Show only lines that include "this".
──────── Dataset rows ────────
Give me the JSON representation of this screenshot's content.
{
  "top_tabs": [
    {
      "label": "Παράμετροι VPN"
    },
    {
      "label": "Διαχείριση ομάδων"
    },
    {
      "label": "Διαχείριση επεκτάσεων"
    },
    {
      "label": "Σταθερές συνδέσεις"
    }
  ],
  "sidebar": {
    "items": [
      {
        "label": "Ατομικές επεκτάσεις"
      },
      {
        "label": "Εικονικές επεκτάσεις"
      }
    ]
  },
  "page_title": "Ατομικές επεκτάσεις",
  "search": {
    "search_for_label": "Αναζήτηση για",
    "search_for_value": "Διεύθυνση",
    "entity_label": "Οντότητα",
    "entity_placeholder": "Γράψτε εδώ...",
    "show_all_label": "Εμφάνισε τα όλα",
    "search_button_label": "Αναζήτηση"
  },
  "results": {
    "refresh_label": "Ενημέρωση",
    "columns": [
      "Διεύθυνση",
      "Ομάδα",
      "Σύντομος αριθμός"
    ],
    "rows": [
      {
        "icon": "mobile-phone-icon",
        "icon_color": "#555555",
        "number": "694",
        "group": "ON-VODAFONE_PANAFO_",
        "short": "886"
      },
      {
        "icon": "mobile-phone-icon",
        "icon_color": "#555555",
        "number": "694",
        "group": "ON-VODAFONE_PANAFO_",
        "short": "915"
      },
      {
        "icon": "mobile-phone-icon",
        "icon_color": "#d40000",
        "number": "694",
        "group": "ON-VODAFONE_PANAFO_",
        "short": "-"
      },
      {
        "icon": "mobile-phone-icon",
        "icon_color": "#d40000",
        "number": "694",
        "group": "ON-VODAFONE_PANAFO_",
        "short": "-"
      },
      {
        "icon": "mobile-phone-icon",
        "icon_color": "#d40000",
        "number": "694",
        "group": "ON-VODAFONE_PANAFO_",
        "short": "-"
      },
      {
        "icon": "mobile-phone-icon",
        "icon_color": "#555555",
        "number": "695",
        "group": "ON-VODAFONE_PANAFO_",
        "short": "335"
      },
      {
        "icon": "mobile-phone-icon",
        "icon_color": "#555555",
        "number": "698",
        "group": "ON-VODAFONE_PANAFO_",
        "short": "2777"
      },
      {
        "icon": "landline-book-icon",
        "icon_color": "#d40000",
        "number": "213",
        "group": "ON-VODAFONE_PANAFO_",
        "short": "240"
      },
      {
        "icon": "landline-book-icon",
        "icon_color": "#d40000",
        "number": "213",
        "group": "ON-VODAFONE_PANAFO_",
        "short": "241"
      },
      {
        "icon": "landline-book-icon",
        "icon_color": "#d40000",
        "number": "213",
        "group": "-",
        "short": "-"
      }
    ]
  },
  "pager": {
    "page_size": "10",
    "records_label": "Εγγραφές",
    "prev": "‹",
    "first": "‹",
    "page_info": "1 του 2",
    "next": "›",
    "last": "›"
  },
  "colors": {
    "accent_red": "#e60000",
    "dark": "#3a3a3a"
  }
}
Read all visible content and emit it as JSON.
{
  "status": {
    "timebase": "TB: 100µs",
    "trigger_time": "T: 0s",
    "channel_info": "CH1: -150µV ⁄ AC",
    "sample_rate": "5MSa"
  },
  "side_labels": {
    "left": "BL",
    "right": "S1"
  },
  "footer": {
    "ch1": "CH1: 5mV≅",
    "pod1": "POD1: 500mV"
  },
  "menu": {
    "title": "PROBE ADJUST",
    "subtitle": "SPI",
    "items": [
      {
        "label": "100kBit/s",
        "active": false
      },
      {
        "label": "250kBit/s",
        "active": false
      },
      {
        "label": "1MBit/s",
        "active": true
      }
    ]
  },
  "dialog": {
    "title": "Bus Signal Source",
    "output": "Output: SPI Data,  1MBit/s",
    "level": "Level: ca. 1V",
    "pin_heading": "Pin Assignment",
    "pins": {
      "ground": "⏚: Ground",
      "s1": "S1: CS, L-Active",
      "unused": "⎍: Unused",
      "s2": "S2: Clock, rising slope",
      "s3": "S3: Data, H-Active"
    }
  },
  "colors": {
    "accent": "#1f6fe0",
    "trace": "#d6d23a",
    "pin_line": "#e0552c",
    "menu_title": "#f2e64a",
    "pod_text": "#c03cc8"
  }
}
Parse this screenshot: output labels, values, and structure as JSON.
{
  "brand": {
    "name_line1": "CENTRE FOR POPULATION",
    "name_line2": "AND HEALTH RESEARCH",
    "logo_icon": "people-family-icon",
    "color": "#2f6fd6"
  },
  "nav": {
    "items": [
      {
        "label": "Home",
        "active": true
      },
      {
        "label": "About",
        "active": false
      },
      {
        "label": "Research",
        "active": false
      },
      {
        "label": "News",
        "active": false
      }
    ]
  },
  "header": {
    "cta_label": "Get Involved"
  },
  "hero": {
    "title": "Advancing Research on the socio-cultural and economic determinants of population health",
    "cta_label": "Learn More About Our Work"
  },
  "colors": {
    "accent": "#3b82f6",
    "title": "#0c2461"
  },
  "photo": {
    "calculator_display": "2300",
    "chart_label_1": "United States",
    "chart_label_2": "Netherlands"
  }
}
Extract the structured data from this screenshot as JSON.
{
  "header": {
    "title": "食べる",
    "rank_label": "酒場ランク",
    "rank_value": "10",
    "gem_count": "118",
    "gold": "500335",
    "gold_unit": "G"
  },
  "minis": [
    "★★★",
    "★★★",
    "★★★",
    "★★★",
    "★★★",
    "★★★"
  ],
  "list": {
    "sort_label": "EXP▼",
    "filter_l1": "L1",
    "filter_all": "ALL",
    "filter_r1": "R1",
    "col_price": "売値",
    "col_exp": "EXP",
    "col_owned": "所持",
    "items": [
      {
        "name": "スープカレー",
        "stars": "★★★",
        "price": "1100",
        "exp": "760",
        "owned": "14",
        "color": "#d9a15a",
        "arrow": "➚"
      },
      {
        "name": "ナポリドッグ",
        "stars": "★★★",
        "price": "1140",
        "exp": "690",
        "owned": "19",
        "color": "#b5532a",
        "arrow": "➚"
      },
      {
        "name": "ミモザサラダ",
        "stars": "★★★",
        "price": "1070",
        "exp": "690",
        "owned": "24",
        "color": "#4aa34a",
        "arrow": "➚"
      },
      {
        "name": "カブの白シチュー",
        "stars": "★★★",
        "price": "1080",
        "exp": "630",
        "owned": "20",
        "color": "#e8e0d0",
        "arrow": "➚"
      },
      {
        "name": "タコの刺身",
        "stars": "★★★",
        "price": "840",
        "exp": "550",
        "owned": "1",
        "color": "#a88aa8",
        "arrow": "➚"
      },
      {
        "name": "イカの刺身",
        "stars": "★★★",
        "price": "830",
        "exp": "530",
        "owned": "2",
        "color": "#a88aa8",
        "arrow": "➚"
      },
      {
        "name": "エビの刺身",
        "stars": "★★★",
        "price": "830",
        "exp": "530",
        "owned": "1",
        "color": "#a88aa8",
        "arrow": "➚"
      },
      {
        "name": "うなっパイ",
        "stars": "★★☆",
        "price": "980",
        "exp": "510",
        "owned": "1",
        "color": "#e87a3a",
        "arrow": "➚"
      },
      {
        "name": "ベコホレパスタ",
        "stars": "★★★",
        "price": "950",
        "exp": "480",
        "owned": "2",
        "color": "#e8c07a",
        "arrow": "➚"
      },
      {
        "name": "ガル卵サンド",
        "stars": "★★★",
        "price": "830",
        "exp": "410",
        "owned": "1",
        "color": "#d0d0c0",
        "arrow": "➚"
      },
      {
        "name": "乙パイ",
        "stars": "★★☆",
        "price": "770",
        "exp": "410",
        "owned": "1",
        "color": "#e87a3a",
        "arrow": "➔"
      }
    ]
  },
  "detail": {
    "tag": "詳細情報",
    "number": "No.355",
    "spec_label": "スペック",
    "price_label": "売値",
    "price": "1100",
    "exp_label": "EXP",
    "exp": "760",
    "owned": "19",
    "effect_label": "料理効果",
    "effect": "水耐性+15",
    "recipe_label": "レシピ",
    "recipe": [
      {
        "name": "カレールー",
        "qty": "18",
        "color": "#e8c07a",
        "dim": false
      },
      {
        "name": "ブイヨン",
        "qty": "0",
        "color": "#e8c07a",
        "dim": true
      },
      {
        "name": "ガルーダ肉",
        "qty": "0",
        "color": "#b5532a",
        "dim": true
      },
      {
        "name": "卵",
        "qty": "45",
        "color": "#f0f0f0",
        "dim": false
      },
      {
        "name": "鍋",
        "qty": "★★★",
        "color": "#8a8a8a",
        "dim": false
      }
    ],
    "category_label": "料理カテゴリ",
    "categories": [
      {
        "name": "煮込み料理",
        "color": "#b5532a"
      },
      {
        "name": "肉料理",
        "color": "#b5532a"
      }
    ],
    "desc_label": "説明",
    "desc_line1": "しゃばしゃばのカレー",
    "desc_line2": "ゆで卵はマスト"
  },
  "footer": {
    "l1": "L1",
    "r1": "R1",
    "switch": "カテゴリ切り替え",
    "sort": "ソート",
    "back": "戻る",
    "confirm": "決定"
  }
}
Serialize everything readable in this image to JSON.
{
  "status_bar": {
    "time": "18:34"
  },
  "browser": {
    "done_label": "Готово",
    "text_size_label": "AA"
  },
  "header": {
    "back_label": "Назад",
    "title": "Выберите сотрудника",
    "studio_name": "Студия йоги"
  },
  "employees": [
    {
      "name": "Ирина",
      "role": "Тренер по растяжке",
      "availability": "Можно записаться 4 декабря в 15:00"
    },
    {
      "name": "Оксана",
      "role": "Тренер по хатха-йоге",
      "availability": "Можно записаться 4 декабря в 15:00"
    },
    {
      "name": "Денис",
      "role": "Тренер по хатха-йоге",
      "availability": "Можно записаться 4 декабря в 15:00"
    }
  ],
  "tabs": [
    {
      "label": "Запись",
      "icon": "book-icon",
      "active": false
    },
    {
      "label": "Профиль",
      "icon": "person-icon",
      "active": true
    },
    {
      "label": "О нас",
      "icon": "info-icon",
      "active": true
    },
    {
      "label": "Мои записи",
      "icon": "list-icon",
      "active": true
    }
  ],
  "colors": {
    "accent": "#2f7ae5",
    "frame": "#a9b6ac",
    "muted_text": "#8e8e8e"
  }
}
────────
_Exercise response_:
Give me the JSON representation of this screenshot's content.
Parse this screenshot: output labels, values, and structure as JSON.
Extract the structured data from this screenshot as JSON.
Serialize everything readable in this image to JSON.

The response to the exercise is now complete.